_Extrait du document_.
_____

Des débuts tardifs mais féconds

Tranquillité et discrétion, deux adjectifs qui ne dépareillent pas avec l’image que l’on se fait du Costa Rica, et qui ne paraissent pas non plus totalement fantaisistes quand on compare la date d’arrivée des premiers habitants – plusieurs millénaires avant notre ère – et celle des prémisses de la littérature, à l’aube du XIXe siècle. En toute logique, les premiers écrits coïncident avec l’apparition de structures éducatives, nous pourrions ainsi réveiller la mémoire du professeur d’origine nicaraguayenne Rafael Francisco Osejo qui, outre son investissement en politique à l’heure de l’indépendance costaricaine, dispensa des cours de lettres puis de philosophie à la Casa de Enseñanza de Santo Tomás (dès sa création en 1814), et rédigea surtout de nombreux manuels scolaires, consacrés principalement aux sciences (astronomie, sismologie, mathématiques). Dans un second temps, l’importation d’une presse facilita l’émergence du journalisme – dans les années 30 furent créés au moins deux titres : El Noticioso Universal et La Tertulia – et de littératures universitaires ou religieuses. Les bases ainsi posées, et l’importation d’ouvrages étrangers venant au fur et à mesure les compléter, la fiction trouva tous loisirs de se déployer sous la plume de Manuel Argüello Mora (1834-1902) que d’aucuns considèrent comme le premier romancier du pays pour son Misterio, tout d’abord paru en 1888 dans une revue sous le titre Risas y llantos (Rires et larmes) : Escenas de la vida en Costa Rica. Ce texte, auquel l’auteur donna tout autant une valeur autobiographique qu’historique, dressait en tout cas le portrait de ses concitoyens comme membres d’une même nation, esquissant par là-même la définition d’une identité nationale. Mora écrira également sur son oncle, Juan Rafael Mora Porras, qui fut président du Costa Rica et qu’il suivra jusque dans son exil européen.

_____

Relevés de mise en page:
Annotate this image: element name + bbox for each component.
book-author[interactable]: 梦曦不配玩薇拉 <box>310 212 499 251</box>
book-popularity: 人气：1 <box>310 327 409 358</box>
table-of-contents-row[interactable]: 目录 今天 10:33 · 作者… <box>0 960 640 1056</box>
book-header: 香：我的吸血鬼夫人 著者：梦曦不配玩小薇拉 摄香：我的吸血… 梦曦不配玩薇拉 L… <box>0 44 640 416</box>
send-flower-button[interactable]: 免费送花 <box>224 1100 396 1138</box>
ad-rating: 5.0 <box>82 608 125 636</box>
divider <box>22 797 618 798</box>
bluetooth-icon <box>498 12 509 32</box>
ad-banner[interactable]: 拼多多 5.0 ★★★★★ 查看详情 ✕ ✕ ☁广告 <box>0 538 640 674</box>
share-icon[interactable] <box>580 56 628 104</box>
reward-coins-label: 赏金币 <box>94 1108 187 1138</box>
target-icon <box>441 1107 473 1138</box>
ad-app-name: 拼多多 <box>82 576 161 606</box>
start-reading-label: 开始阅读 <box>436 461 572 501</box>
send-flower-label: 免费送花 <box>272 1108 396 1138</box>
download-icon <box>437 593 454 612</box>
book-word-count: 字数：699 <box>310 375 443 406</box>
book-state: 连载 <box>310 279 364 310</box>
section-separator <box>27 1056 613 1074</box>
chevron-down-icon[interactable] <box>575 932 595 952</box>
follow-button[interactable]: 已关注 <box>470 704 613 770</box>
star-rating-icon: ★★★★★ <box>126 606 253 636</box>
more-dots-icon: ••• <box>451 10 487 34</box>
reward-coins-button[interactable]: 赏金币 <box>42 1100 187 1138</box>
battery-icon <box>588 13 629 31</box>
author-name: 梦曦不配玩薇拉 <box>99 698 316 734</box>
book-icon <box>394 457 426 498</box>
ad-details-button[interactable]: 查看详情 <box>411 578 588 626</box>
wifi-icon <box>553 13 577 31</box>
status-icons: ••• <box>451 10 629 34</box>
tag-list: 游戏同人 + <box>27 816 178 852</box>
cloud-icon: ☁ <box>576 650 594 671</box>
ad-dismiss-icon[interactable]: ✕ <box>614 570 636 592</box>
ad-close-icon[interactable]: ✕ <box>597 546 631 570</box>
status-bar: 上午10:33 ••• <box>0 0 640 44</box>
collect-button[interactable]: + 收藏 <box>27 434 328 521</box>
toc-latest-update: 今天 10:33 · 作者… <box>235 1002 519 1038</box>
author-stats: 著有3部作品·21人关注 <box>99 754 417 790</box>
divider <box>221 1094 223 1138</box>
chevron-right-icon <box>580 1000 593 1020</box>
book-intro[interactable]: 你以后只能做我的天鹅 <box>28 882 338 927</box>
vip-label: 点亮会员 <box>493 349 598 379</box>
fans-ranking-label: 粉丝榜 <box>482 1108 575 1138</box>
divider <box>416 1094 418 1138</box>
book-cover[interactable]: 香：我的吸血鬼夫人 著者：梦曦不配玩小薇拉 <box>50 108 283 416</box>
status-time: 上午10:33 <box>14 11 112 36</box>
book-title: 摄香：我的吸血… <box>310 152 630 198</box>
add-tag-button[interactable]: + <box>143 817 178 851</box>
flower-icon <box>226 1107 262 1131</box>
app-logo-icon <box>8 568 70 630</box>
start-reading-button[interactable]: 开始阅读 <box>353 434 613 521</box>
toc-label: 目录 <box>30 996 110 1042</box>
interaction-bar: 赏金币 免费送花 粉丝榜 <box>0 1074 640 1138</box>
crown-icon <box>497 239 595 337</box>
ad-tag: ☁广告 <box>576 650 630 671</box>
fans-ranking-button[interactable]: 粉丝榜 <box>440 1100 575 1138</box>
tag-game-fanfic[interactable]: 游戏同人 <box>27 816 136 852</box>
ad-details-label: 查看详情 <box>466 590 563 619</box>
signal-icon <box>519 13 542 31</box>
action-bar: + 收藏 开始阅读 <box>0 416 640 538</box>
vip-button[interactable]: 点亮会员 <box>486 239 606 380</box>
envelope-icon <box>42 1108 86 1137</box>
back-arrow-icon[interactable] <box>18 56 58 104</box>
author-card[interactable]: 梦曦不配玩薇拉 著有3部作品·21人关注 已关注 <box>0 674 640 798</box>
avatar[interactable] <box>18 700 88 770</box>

_____

_Consignes_.
A. Donnez toutes les personnes nommées dans le texte sur les débuts de la littérature au Costa Rica.
B. Réécrivez sous forme de tableau Markdown tout ce qui va du début des relevés jusqu'à la ligne contenant "table-of-contents-row[interactable]: 目录 今天", celle-ci comprise, sans les lignes vides. Mettez le numéro de rang dans la colonne « N° » et la ligne dans la colonne « Ligne ».

_Solutions_.
A.
- Rafael Francisco Osejo
- Manuel Argüello Mora
- Juan Rafael Mora Porras

B.
| N° | Ligne |
|---|---|
| 1 | Annotate this image: element name + bbox for each component. |
| 2 | book-author[interactable]: 梦曦不配玩薇拉 <box>310 212 499 251</box> |
| 3 | book-popularity: 人气：1 <box>310 327 409 358</box> |
| 4 | table-of-contents-row[interactable]: 目录 今天 10:33 · 作者… <box>0 960 640 1056</box> |